> REQUEST
Track down each line that has the word "this" and copy it.

> INFORMATION SHOWN
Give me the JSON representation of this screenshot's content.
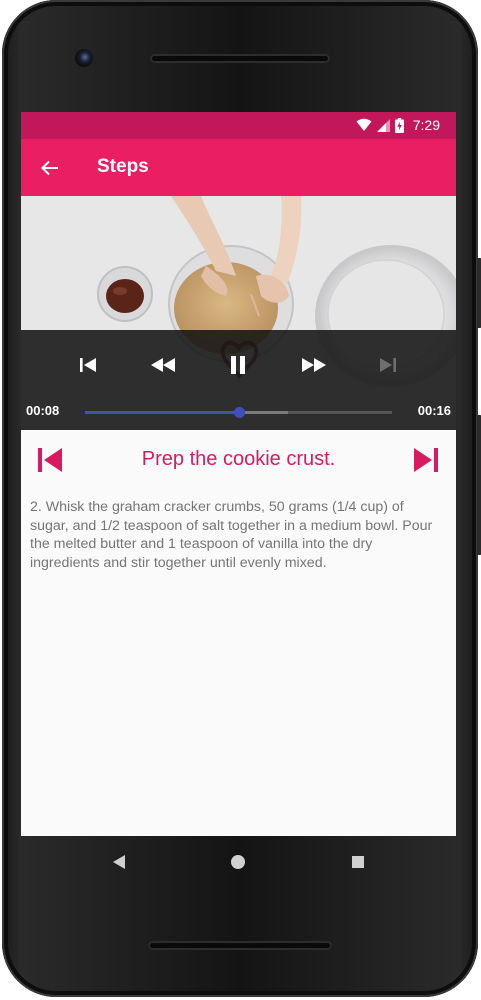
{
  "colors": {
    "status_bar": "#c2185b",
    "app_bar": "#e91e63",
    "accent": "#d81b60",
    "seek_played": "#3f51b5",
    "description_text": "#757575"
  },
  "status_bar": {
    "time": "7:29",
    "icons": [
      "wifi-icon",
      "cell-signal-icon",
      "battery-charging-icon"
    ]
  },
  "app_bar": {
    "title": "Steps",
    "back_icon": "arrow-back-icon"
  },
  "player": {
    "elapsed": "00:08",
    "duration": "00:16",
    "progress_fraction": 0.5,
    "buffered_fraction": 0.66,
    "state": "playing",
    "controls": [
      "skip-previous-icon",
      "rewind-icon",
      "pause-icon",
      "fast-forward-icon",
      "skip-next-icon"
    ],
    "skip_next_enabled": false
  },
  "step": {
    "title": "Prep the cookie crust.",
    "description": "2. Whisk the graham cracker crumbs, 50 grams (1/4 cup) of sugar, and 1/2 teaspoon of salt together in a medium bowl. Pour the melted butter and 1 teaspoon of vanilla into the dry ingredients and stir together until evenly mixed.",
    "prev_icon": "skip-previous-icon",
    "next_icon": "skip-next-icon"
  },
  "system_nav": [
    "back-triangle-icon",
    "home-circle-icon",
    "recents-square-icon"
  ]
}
--
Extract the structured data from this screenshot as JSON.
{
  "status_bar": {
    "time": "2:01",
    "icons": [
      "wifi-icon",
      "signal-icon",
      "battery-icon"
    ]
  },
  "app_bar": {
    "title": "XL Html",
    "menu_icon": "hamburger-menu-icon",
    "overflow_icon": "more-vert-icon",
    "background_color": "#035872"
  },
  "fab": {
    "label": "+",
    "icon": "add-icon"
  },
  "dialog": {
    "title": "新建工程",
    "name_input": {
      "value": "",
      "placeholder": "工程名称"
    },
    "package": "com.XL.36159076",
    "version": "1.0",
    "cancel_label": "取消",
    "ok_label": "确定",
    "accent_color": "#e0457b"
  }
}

> WORKED ANSWER
Give me the JSON representation of this screenshot's content.
Extract the structured data from this screenshot as JSON.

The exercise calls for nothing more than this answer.